Pick out every line with the word "type" and copy it.

******

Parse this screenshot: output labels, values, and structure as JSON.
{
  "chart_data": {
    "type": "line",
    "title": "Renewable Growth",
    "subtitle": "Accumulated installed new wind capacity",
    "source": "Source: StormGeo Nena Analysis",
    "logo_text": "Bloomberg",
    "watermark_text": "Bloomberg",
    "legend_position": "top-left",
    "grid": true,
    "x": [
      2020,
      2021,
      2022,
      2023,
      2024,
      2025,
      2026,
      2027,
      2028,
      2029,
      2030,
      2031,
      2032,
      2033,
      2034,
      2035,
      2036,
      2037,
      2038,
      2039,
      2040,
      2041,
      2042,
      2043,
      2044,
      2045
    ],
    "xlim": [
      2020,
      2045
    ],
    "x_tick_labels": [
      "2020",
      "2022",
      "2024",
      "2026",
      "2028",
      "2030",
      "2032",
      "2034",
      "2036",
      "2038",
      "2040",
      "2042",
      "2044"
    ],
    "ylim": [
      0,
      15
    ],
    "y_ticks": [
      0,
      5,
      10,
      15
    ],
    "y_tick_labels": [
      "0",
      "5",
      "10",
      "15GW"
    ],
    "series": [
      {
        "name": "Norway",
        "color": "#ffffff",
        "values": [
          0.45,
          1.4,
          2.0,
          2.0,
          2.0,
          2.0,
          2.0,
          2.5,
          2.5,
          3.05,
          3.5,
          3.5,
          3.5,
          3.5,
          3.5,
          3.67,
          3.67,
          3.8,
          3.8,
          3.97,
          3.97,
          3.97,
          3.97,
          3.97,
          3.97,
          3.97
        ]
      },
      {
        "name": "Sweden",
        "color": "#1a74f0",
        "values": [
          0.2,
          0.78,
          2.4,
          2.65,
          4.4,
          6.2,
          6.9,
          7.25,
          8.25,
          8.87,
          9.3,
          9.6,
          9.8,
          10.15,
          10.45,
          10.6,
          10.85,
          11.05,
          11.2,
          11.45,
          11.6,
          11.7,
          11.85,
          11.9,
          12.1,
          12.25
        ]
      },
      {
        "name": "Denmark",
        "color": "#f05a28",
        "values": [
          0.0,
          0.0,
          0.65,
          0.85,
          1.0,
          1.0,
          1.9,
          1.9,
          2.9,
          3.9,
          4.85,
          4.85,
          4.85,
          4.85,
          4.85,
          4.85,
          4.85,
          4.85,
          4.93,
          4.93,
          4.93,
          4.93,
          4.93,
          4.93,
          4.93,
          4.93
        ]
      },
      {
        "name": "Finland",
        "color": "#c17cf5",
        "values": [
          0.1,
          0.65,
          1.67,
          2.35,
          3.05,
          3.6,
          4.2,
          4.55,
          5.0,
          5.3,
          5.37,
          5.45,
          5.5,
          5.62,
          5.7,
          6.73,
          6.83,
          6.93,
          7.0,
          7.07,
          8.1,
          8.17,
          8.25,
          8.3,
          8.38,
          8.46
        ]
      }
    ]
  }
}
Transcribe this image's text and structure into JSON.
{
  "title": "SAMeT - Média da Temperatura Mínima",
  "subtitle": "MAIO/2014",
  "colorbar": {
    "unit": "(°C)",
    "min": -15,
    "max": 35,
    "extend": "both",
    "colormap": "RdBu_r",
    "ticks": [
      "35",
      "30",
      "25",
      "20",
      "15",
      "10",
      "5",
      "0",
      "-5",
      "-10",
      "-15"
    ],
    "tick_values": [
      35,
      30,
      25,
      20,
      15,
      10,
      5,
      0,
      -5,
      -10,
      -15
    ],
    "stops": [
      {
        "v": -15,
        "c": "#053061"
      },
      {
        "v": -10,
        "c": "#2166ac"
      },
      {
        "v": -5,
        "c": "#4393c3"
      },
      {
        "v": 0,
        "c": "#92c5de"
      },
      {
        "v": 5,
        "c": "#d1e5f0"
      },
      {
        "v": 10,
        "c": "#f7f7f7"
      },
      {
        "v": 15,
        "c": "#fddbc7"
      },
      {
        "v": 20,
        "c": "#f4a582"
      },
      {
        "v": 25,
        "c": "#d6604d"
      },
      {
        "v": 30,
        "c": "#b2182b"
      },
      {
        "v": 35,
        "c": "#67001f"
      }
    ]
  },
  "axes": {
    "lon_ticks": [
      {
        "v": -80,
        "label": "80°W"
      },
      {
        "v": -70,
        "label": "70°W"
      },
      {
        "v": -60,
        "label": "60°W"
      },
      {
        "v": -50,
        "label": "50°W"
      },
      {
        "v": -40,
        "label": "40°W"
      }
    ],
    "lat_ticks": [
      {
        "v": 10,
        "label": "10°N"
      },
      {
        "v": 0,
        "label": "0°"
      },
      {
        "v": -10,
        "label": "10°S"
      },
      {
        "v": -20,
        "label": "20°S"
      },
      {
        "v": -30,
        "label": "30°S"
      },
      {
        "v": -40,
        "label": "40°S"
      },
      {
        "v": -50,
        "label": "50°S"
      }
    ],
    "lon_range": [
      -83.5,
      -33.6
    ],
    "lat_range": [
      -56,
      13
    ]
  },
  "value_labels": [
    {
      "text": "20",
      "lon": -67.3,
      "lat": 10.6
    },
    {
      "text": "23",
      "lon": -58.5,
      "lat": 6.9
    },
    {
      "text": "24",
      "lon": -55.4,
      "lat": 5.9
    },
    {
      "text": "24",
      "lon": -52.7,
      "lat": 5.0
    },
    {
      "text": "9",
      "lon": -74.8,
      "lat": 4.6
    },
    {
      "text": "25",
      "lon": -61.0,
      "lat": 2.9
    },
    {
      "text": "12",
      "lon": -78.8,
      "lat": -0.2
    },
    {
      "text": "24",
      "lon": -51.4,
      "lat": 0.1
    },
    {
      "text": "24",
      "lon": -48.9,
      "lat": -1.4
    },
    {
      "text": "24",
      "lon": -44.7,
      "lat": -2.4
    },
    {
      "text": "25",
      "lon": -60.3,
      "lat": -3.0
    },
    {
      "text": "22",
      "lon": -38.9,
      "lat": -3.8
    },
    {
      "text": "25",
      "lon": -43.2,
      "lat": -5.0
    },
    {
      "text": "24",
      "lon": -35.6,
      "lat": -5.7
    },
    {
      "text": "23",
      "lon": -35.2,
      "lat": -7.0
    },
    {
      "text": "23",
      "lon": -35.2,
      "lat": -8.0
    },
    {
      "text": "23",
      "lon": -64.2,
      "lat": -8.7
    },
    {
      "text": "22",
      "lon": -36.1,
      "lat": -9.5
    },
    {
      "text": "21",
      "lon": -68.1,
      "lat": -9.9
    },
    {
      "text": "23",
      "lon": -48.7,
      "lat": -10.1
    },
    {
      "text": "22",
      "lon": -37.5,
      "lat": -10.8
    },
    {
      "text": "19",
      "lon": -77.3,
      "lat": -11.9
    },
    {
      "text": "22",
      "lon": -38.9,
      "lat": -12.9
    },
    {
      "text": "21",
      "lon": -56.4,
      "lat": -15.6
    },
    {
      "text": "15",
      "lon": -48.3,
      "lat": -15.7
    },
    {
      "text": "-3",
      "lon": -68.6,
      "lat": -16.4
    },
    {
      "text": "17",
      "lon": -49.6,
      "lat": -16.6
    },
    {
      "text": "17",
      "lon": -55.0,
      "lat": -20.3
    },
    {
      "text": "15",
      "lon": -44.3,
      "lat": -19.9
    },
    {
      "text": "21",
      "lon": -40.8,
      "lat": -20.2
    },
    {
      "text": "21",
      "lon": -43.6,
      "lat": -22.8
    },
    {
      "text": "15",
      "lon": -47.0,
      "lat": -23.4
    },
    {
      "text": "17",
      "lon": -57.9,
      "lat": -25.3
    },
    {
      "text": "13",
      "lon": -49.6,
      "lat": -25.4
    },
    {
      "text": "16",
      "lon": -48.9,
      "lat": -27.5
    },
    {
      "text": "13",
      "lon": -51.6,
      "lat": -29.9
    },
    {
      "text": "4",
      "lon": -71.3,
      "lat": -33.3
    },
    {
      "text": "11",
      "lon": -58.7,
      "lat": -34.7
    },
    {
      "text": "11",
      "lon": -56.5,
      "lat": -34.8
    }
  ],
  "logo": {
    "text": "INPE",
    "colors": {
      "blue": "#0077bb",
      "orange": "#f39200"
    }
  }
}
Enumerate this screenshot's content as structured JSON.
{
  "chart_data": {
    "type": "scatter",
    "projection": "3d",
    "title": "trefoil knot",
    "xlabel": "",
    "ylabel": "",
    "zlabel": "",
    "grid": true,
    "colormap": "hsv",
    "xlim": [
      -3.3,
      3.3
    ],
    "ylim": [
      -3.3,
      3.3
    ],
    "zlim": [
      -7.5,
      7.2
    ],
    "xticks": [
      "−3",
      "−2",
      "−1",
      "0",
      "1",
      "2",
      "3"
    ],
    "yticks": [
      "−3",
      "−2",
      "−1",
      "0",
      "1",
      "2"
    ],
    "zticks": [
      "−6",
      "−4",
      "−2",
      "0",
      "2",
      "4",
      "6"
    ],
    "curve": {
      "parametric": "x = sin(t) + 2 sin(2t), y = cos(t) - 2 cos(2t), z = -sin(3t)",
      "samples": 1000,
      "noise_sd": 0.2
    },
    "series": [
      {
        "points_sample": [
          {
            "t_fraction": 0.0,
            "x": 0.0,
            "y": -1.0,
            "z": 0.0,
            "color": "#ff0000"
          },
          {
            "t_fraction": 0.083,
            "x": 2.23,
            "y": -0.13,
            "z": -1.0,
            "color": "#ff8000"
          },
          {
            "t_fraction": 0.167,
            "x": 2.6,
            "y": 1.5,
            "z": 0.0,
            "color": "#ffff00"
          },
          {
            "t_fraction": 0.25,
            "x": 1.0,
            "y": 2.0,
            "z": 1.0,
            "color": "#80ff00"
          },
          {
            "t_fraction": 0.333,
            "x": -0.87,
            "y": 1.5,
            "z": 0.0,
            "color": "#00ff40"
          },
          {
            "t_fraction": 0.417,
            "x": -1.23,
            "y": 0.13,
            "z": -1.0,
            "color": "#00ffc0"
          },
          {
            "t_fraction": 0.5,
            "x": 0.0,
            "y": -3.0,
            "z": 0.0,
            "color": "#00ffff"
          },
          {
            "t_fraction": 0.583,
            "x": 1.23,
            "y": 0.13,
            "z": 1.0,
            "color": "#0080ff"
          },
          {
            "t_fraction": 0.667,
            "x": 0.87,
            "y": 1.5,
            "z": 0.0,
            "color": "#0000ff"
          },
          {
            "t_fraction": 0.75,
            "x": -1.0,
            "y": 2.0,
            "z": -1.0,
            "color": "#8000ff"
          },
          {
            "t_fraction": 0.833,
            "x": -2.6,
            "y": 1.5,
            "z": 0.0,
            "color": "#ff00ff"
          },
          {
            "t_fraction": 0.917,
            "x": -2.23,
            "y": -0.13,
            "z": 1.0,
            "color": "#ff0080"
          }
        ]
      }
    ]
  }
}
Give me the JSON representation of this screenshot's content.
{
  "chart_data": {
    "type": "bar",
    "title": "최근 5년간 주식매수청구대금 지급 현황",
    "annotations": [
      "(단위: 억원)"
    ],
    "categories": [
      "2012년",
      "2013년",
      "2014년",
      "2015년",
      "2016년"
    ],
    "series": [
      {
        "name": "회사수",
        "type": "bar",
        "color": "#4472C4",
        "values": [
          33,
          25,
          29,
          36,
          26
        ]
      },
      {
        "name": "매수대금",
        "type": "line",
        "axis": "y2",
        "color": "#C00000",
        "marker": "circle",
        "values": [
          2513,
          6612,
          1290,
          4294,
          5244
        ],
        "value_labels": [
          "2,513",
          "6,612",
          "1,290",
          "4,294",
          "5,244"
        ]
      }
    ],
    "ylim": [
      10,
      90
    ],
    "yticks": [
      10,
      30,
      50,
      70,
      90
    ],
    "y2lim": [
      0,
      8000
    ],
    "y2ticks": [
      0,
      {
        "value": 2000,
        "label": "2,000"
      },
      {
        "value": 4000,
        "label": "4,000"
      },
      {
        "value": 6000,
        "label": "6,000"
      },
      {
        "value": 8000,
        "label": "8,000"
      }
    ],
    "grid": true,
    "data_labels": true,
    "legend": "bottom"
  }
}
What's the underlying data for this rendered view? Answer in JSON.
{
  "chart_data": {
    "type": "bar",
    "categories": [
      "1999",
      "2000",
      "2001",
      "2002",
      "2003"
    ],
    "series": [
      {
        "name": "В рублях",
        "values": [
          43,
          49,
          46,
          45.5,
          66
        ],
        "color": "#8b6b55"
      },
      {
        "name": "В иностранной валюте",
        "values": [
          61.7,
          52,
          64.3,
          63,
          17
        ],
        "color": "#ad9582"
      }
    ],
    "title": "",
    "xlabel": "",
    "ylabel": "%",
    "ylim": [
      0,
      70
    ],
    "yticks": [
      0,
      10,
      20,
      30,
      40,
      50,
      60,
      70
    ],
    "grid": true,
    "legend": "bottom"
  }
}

******

**Result of this task**
    "type": "line",
    "type": "scatter",
    "type": "bar",
        "type": "bar",
        "type": "line",
    "type": "bar",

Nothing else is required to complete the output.